Problemas y tareas -
1: Responde según el fragmento sobre la final del Eurobasket:
(a) ¿A quién abrazó Kirilenko al terminar el encuentro?
(b) ¿Qué hizo Kirilenko antes de celebrar la victoria con los suyos?
(c) ¿A qué se llama en el fragmento «un sexto jugador»?
2: Copia literalmente del fragmento sobre la final del Eurobasket el tramo que va desde "De todas las" hasta "un deporte grande.".

Fragmento proporcionado -

De todas las imágenes que nos dejó la final del Eurobasket, la que más me impresionó fue el abrazo que Kirilenko dio a un desolado Gasol al terminar el encuentro. Antes de celebrar la victoria con los suyos se acercó al rival, fue a consolar al amigo. Daba la sensación de que le pedía perdón por haber logrado la victoria de esa manera, con la ayuda de un sexto jugador, la suerte, que puso imán al último tiro de su selección y vomitó el desesperado intento de Gasol cuando parecía que ya estaba dentro y que el milagro era posible. Fue un abrazo de los de verdad, que agigantan al deportista y engrandecen un deporte grande.

Datos extraídos -
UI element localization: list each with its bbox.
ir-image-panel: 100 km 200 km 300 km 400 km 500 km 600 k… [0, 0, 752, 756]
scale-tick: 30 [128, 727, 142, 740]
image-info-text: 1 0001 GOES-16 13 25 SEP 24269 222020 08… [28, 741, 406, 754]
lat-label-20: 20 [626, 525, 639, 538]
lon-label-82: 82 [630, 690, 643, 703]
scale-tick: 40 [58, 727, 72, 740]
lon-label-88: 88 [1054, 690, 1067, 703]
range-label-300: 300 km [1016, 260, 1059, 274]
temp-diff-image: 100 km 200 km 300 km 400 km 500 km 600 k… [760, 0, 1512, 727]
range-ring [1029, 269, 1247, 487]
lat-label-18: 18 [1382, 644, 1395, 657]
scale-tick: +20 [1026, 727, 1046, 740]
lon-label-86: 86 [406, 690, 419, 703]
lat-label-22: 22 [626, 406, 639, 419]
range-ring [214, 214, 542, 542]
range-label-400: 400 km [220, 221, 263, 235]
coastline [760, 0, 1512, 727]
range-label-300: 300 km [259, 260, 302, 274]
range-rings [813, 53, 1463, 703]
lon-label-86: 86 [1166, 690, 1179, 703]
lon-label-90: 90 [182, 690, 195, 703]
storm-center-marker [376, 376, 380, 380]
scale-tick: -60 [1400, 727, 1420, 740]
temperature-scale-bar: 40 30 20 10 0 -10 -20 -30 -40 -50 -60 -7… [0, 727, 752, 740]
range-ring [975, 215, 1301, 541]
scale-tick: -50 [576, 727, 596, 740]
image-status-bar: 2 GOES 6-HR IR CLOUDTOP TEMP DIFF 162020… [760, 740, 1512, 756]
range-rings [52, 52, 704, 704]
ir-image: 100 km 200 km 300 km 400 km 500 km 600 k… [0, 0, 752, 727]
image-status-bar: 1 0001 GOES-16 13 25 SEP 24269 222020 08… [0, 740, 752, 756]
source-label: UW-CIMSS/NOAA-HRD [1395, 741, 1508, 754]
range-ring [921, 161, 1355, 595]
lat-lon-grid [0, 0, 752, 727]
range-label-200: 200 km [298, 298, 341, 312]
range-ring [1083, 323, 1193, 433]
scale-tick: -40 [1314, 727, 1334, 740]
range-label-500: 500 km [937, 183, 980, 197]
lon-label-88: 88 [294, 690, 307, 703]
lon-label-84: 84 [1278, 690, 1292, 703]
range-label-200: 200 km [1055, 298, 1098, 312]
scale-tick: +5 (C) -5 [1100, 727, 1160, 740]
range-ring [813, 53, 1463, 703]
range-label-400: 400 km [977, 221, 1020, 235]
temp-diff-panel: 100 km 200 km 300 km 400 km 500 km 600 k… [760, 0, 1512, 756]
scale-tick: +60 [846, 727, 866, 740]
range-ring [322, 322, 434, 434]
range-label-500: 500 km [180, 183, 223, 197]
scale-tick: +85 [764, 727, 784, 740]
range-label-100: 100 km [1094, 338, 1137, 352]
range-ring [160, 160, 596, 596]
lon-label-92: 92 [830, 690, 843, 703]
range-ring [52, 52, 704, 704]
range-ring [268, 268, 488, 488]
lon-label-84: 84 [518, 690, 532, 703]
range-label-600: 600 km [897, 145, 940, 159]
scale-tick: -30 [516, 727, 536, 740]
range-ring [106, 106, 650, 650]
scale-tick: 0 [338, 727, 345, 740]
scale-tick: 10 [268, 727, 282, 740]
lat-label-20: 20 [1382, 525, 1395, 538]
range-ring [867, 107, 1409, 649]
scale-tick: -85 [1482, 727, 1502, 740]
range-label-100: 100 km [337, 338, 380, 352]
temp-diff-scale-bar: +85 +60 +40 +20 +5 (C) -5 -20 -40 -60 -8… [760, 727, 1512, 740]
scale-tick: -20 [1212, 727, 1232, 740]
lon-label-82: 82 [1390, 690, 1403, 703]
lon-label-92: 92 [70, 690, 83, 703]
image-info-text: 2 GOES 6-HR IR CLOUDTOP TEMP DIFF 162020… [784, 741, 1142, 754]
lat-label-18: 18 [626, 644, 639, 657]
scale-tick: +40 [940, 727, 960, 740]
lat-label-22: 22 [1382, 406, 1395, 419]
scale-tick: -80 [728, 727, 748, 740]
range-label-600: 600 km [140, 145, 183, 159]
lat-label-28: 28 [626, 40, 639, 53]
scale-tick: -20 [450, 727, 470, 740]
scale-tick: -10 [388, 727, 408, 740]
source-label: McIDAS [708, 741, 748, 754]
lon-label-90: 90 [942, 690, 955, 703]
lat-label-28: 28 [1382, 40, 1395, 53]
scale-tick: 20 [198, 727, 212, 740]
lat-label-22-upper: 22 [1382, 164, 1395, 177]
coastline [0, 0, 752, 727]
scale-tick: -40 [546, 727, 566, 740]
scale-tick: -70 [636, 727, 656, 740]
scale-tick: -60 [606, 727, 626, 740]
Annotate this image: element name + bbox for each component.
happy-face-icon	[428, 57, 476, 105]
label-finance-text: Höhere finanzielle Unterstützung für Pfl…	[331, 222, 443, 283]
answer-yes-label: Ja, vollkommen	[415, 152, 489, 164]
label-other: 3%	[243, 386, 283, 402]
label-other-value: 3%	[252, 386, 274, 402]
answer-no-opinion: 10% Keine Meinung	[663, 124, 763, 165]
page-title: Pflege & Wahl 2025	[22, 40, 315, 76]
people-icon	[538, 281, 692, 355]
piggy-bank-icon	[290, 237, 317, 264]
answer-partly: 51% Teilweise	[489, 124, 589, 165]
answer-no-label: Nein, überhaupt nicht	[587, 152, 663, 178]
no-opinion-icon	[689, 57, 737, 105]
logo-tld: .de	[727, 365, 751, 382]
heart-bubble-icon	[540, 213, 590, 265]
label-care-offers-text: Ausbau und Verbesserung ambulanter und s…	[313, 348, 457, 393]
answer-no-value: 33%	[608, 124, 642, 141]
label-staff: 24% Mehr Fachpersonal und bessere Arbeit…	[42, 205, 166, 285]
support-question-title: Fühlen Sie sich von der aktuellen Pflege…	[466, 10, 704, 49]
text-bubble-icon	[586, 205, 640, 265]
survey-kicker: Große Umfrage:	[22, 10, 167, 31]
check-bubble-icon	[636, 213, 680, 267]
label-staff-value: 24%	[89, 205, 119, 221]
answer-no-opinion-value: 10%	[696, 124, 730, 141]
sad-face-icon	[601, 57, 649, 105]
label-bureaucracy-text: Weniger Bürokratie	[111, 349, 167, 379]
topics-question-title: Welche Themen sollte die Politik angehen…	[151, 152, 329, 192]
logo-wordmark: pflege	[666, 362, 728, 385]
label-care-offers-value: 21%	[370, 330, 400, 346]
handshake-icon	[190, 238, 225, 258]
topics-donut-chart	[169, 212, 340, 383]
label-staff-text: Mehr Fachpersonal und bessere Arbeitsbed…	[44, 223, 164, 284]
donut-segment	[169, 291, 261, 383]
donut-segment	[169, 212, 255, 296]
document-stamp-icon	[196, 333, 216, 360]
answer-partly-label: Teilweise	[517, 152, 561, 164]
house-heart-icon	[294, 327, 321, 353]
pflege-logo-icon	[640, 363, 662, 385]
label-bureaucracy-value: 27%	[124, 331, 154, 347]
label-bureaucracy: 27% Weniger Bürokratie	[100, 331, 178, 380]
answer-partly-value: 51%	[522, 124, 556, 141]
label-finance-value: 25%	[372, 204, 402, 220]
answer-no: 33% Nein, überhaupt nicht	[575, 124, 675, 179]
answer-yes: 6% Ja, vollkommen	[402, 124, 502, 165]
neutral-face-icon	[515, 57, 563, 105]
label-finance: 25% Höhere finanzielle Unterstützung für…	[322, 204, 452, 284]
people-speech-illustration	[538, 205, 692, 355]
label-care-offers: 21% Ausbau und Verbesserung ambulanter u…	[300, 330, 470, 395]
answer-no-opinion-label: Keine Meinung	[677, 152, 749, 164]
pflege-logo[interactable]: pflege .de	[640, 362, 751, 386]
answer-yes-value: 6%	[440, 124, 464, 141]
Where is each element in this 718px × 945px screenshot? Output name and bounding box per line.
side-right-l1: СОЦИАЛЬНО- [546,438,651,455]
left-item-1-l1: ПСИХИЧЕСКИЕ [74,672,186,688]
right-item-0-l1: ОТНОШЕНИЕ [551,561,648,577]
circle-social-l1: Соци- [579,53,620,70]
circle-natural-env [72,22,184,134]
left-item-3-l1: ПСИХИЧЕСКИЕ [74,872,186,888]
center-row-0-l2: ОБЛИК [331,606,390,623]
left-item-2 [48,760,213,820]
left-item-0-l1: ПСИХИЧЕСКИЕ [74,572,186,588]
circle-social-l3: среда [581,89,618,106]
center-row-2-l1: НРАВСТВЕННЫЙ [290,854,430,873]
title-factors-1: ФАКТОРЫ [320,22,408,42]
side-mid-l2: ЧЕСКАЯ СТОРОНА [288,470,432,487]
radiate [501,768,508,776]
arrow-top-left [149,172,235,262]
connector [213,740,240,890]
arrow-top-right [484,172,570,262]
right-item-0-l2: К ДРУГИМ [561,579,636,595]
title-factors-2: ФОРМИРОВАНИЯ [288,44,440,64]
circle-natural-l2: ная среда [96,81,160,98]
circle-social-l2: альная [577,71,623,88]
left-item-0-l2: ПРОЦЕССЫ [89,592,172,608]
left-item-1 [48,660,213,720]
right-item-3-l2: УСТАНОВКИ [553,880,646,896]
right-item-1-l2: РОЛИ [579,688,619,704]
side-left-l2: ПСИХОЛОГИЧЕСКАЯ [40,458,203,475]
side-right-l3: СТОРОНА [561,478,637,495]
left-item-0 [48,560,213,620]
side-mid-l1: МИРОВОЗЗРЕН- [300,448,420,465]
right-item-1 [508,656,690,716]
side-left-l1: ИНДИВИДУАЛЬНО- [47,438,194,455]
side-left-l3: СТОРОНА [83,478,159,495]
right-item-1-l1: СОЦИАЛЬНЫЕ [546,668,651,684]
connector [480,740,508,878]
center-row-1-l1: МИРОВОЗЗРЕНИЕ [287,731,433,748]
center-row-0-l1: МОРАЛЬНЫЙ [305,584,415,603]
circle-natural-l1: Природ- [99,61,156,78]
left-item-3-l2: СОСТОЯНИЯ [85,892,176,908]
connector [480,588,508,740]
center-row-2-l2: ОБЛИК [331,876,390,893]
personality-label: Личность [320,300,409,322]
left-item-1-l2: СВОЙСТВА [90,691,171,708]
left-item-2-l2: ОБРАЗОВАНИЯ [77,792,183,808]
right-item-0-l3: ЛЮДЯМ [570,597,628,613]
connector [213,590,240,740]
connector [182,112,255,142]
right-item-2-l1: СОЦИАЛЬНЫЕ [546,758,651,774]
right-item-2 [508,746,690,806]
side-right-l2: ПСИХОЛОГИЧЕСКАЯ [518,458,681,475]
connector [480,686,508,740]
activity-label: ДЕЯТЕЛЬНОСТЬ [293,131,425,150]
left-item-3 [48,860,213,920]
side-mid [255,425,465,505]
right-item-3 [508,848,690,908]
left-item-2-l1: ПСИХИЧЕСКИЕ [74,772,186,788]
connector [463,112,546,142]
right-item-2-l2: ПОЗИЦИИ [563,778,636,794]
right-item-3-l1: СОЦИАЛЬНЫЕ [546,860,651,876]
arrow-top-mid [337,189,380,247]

Soluciones -
1:
(a) A un desolado Gasol.
(b) Se acercó al rival y fue a consolar al amigo.
(c) A la suerte.

2:
De todas las imágenes que nos dejó la final del Eurobasket, la que más me impresionó fue el abrazo que Kirilenko dio a un desolado Gasol al terminar el encuentro. Antes de celebrar la victoria con los suyos se acercó al rival, fue a consolar al amigo. Daba la sensación de que le pedía perdón por haber logrado la victoria de esa manera, con la ayuda de un sexto jugador, la suerte, que puso imán al último tiro de su selección y vomitó el desesperado intento de Gasol cuando parecía que ya estaba dentro y que el milagro era posible. Fue un abrazo de los de verdad, que agigantan al deportista y engrandecen un deporte grande.